### SUPPLIED MATERIAL ###
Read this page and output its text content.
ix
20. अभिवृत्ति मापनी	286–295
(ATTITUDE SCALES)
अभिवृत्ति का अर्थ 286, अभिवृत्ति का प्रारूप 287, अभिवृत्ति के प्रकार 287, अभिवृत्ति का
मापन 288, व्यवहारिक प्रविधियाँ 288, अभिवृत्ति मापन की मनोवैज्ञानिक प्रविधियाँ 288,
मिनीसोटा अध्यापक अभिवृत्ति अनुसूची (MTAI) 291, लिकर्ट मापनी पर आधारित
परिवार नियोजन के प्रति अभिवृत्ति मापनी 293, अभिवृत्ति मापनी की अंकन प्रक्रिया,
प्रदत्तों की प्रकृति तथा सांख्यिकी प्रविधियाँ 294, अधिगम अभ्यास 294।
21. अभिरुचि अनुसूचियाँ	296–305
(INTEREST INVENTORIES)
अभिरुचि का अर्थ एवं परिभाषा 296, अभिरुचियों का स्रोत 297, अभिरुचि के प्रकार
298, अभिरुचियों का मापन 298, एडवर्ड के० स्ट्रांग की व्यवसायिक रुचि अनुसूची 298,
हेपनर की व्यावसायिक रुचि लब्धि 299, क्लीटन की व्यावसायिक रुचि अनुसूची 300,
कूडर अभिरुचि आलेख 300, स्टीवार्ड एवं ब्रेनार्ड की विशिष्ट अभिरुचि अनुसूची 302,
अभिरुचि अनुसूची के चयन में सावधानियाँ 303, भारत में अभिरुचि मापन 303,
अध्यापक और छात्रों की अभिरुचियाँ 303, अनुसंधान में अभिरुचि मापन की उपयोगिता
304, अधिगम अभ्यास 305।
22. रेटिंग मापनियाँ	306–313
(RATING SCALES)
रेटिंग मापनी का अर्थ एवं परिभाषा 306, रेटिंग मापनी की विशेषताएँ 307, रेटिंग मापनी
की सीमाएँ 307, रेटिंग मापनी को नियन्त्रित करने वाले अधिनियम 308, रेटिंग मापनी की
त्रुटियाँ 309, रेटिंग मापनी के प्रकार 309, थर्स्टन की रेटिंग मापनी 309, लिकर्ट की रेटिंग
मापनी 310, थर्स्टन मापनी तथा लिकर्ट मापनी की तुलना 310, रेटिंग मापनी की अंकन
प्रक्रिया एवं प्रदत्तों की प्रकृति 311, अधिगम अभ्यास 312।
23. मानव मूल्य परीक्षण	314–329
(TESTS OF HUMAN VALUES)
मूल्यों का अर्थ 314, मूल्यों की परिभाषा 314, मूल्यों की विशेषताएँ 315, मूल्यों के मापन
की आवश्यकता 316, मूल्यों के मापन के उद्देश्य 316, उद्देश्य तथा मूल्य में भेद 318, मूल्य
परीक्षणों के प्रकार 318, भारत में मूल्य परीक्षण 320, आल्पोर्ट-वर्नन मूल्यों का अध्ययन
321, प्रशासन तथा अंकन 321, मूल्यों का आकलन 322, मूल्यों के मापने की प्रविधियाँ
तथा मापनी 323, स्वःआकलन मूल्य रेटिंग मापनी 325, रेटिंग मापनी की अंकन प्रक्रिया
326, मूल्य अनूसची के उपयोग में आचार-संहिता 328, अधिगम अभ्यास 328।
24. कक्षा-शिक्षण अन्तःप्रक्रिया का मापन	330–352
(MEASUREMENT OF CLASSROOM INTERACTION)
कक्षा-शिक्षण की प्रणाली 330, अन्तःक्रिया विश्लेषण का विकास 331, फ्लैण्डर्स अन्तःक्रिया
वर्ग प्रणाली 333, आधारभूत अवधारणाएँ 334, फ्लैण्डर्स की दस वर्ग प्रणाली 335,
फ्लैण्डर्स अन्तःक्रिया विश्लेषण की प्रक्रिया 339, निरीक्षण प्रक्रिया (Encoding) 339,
###
Transcribe the whole listing with nothing added or left out.

Read this page and output its text content.
ix
20. अभिवृत्ति मापनी	286–295
(ATTITUDE SCALES)
अभिवृत्ति का अर्थ 286, अभिवृत्ति का प्रारूप 287, अभिवृत्ति के प्रकार 287, अभिवृत्ति का
मापन 288, व्यवहारिक प्रविधियाँ 288, अभिवृत्ति मापन की मनोवैज्ञानिक प्रविधियाँ 288,
मिनीसोटा अध्यापक अभिवृत्ति अनुसूची (MTAI) 291, लिकर्ट मापनी पर आधारित
परिवार नियोजन के प्रति अभिवृत्ति मापनी 293, अभिवृत्ति मापनी की अंकन प्रक्रिया,
प्रदत्तों की प्रकृति तथा सांख्यिकी प्रविधियाँ 294, अधिगम अभ्यास 294।
21. अभिरुचि अनुसूचियाँ	296–305
(INTEREST INVENTORIES)
अभिरुचि का अर्थ एवं परिभाषा 296, अभिरुचियों का स्रोत 297, अभिरुचि के प्रकार
298, अभिरुचियों का मापन 298, एडवर्ड के० स्ट्रांग की व्यवसायिक रुचि अनुसूची 298,
हेपनर की व्यावसायिक रुचि लब्धि 299, क्लीटन की व्यावसायिक रुचि अनुसूची 300,
कूडर अभिरुचि आलेख 300, स्टीवार्ड एवं ब्रेनार्ड की विशिष्ट अभिरुचि अनुसूची 302,
अभिरुचि अनुसूची के चयन में सावधानियाँ 303, भारत में अभिरुचि मापन 303,
अध्यापक और छात्रों की अभिरुचियाँ 303, अनुसंधान में अभिरुचि मापन की उपयोगिता
304, अधिगम अभ्यास 305।
22. रेटिंग मापनियाँ	306–313
(RATING SCALES)
रेटिंग मापनी का अर्थ एवं परिभाषा 306, रेटिंग मापनी की विशेषताएँ 307, रेटिंग मापनी
की सीमाएँ 307, रेटिंग मापनी को नियन्त्रित करने वाले अधिनियम 308, रेटिंग मापनी की
त्रुटियाँ 309, रेटिंग मापनी के प्रकार 309, थर्स्टन की रेटिंग मापनी 309, लिकर्ट की रेटिंग
मापनी 310, थर्स्टन मापनी तथा लिकर्ट मापनी की तुलना 310, रेटिंग मापनी की अंकन
प्रक्रिया एवं प्रदत्तों की प्रकृति 311, अधिगम अभ्यास 312।
23. मानव मूल्य परीक्षण	314–329
(TESTS OF HUMAN VALUES)
मूल्यों का अर्थ 314, मूल्यों की परिभाषा 314, मूल्यों की विशेषताएँ 315, मूल्यों के मापन
की आवश्यकता 316, मूल्यों के मापन के उद्देश्य 316, उद्देश्य तथा मूल्य में भेद 318, मूल्य
परीक्षणों के प्रकार 318, भारत में मूल्य परीक्षण 320, आल्पोर्ट-वर्नन मूल्यों का अध्ययन
321, प्रशासन तथा अंकन 321, मूल्यों का आकलन 322, मूल्यों के मापने की प्रविधियाँ
तथा मापनी 323, स्वःआकलन मूल्य रेटिंग मापनी 325, रेटिंग मापनी की अंकन प्रक्रिया
326, मूल्य अनूसची के उपयोग में आचार-संहिता 328, अधिगम अभ्यास 328।
24. कक्षा-शिक्षण अन्तःप्रक्रिया का मापन	330–352
(MEASUREMENT OF CLASSROOM INTERACTION)
कक्षा-शिक्षण की प्रणाली 330, अन्तःक्रिया विश्लेषण का विकास 331, फ्लैण्डर्स अन्तःक्रिया
वर्ग प्रणाली 333, आधारभूत अवधारणाएँ 334, फ्लैण्डर्स की दस वर्ग प्रणाली 335,
फ्लैण्डर्स अन्तःक्रिया विश्लेषण की प्रक्रिया 339, निरीक्षण प्रक्रिया (Encoding) 339,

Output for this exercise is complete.